BEGIN GIVEN RECORDS
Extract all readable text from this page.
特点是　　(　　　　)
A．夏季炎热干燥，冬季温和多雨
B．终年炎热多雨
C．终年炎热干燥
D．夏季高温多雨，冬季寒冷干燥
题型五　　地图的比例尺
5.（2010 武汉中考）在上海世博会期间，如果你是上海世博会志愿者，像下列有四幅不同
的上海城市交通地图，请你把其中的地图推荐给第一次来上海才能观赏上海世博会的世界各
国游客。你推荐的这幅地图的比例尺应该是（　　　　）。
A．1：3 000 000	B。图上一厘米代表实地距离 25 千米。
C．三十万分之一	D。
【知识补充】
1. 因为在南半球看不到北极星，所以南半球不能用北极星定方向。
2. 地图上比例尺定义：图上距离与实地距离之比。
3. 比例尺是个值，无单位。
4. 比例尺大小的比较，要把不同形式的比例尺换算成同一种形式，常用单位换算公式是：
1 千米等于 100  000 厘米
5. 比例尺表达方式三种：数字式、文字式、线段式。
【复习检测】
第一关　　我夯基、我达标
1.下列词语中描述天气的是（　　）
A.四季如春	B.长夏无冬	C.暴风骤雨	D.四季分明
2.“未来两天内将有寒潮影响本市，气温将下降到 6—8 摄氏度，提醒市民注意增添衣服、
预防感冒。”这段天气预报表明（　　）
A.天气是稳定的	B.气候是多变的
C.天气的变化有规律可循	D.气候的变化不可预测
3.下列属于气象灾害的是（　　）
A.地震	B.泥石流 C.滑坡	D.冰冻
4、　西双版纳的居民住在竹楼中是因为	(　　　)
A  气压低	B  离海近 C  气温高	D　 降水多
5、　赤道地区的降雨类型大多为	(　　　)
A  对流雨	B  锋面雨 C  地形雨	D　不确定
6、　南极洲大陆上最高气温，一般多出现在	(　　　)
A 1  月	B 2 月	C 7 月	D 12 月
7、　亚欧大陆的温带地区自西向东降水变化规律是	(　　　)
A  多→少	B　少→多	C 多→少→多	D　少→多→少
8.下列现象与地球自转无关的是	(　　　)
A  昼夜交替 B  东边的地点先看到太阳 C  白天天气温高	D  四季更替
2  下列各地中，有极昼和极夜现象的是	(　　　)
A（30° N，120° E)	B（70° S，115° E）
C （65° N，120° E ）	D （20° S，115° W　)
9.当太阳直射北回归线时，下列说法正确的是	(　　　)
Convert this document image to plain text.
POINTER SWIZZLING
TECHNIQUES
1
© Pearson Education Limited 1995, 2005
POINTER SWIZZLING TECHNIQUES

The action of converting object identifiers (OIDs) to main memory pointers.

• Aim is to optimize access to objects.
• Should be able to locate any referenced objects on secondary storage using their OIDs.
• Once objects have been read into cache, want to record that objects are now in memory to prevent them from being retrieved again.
END GIVEN RECORDS
— PROBLEM STATEMENT —
Repeat the lines from the one containing "Convert this document image to plain text." through the end of the listing, exactly and without any other lines; both ends are included.

— ANSWER TO THIS PROBLEM —
Convert this document image to plain text.
POINTER SWIZZLING
TECHNIQUES
1
© Pearson Education Limited 1995, 2005
POINTER SWIZZLING TECHNIQUES

The action of converting object identifiers (OIDs) to main memory pointers.

• Aim is to optimize access to objects.
• Should be able to locate any referenced objects on secondary storage using their OIDs.
• Once objects have been read into cache, want to record that objects are now in memory to prevent them from being retrieved again.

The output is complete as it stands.